- **Written exercise**
Gather every line below where "JSON" appears.

[Source data]

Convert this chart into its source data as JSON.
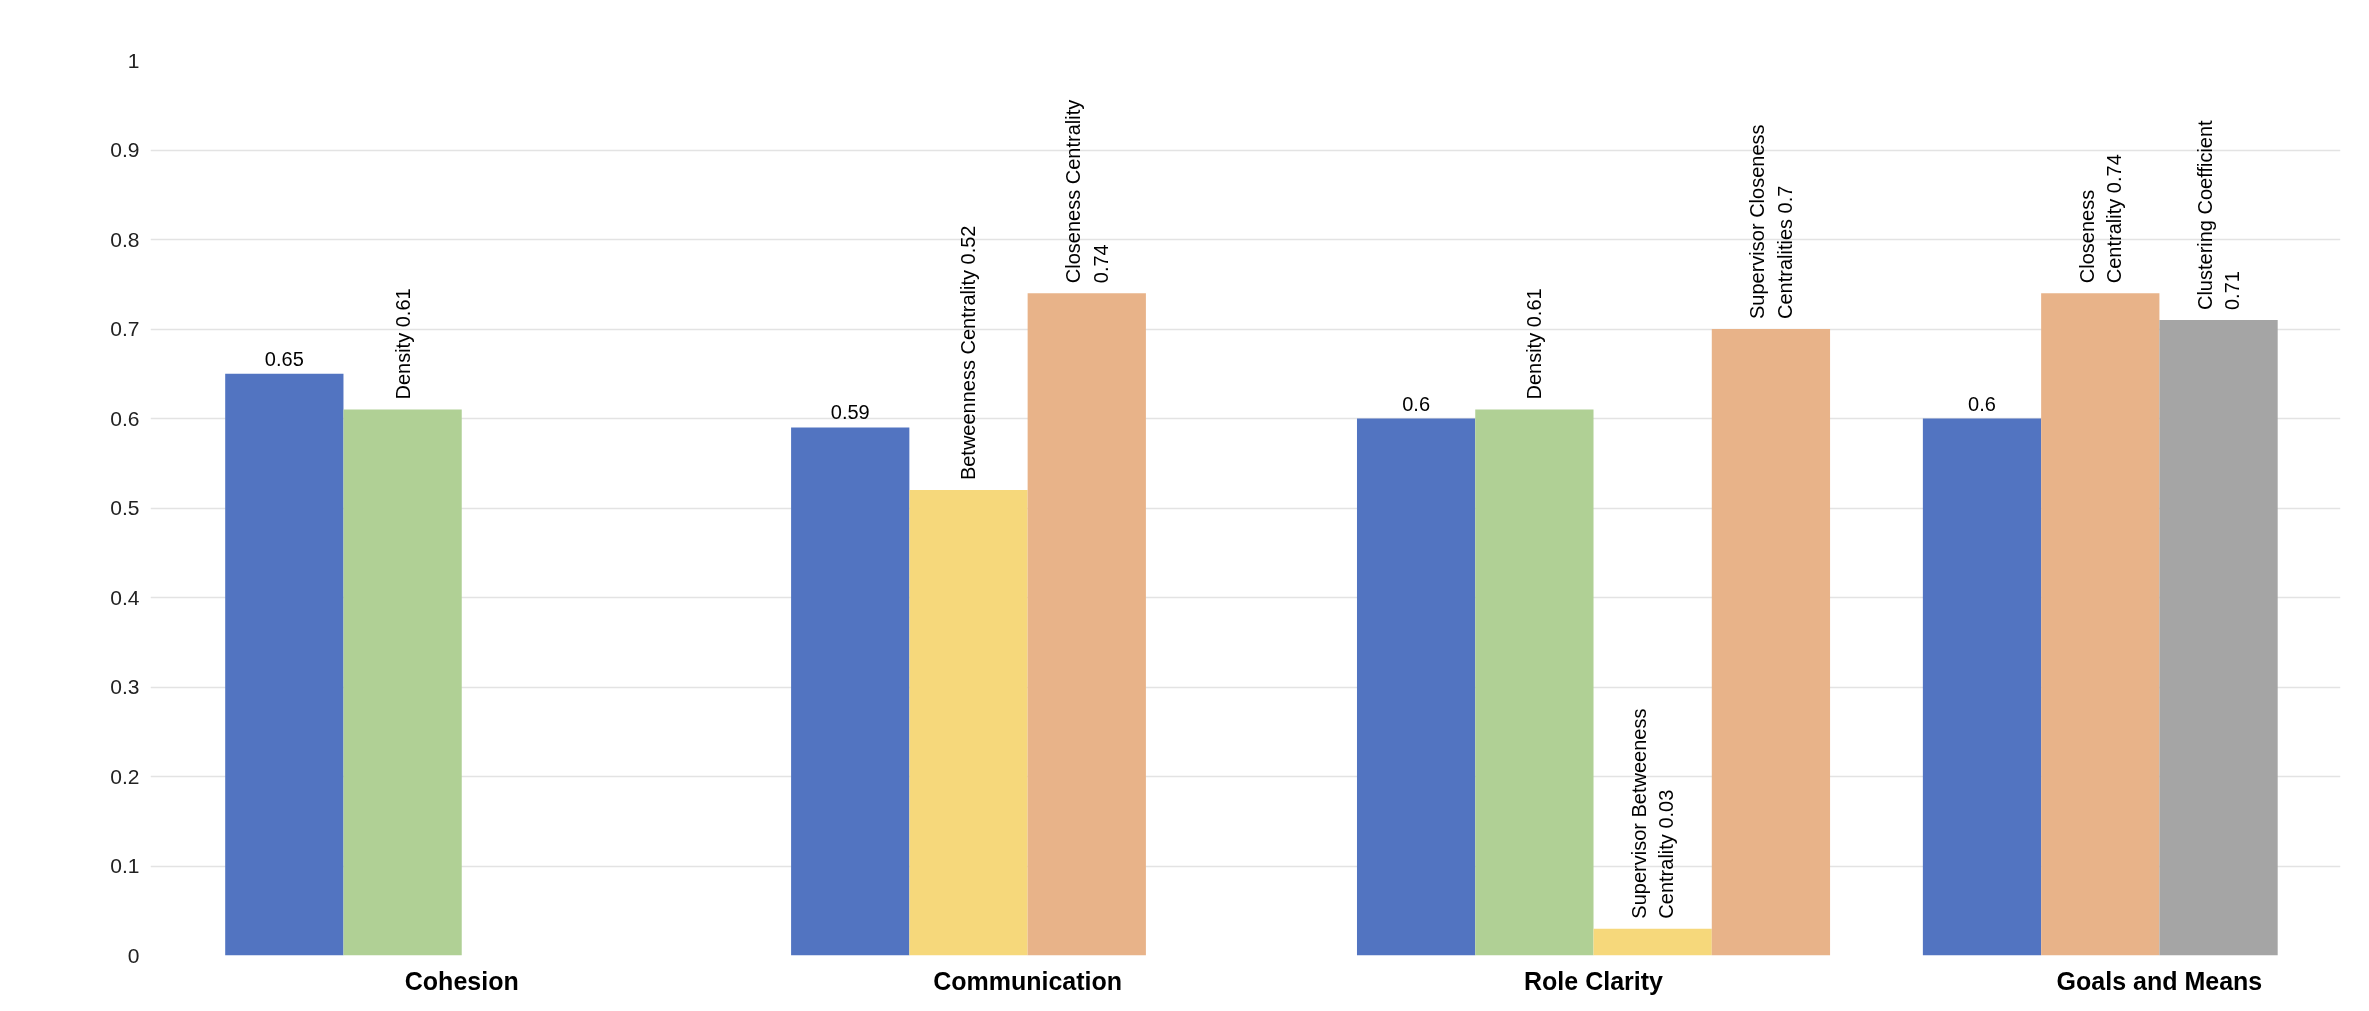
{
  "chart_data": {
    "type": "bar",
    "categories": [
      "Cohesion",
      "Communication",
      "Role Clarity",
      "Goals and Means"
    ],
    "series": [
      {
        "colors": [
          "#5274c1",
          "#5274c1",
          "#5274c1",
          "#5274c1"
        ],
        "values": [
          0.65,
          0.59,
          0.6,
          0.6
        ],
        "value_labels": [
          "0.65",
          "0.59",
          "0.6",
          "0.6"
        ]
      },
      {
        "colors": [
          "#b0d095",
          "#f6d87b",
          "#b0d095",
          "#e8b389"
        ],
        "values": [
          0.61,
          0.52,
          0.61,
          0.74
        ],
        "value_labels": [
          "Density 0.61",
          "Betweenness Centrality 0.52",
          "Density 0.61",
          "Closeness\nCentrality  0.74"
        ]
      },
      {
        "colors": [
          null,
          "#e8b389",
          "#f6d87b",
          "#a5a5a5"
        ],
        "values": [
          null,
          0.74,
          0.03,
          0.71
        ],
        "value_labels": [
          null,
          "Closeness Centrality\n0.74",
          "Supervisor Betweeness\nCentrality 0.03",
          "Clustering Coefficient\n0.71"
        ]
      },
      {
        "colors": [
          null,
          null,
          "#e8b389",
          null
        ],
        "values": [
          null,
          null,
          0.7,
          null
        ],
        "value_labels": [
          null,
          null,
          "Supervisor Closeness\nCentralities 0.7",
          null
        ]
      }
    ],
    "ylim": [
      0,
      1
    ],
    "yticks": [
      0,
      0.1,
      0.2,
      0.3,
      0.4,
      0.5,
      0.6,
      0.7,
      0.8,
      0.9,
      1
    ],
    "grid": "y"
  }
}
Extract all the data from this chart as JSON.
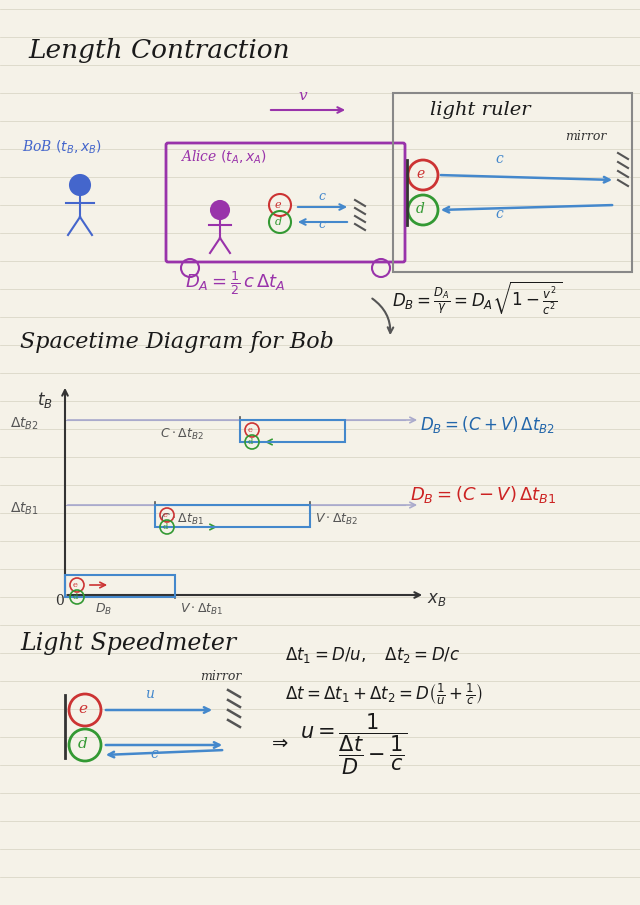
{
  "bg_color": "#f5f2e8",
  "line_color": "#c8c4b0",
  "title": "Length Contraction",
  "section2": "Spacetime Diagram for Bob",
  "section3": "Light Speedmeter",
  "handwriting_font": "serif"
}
...
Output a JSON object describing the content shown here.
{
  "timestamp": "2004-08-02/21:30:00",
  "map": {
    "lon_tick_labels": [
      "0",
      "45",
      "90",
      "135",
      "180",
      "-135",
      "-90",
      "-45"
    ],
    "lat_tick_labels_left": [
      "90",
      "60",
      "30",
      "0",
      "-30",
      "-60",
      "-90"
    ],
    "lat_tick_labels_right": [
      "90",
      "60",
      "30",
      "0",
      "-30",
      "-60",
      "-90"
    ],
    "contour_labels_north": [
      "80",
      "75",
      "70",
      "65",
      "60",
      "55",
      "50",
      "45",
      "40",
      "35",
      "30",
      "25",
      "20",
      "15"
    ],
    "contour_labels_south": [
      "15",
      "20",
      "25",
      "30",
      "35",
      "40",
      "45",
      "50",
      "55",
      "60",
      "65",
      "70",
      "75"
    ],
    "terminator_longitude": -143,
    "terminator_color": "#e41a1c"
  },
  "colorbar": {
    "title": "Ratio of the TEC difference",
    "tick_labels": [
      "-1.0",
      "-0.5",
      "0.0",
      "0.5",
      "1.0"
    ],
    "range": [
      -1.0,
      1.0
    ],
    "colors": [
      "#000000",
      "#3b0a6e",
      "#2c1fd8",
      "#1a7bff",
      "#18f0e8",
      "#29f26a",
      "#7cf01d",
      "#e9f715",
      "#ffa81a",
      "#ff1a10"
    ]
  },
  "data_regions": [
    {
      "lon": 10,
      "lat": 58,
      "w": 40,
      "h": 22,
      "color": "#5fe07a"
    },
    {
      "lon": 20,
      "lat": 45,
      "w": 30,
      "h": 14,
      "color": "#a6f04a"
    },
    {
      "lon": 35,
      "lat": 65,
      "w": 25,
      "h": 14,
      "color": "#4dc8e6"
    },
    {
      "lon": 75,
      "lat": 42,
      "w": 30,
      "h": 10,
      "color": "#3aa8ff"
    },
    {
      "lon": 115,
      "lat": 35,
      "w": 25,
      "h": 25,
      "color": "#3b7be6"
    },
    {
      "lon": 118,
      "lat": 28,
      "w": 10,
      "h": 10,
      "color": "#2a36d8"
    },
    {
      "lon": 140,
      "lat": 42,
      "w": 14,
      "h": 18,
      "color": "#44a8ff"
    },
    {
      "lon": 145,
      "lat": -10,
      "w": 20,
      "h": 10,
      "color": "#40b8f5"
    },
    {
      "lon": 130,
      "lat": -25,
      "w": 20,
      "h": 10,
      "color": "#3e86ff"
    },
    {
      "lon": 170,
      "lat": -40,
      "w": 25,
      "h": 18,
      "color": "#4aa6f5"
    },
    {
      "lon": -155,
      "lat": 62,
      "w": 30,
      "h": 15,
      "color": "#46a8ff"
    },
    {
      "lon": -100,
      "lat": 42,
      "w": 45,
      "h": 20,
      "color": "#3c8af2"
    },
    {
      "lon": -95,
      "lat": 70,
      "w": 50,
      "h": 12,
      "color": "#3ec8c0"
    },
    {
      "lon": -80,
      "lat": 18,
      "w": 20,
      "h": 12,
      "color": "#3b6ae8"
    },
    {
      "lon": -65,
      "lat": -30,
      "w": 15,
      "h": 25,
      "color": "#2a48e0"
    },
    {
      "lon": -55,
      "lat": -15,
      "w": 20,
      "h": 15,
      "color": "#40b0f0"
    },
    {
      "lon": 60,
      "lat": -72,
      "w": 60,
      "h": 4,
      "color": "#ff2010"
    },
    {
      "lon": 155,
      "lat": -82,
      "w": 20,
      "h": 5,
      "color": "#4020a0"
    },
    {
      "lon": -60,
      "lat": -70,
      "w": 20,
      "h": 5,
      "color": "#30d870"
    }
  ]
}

- **The solution**
Convert this chart into its source data as JSON.
Extract all the data from this chart as JSON.
Output a JSON object describing the content shown here.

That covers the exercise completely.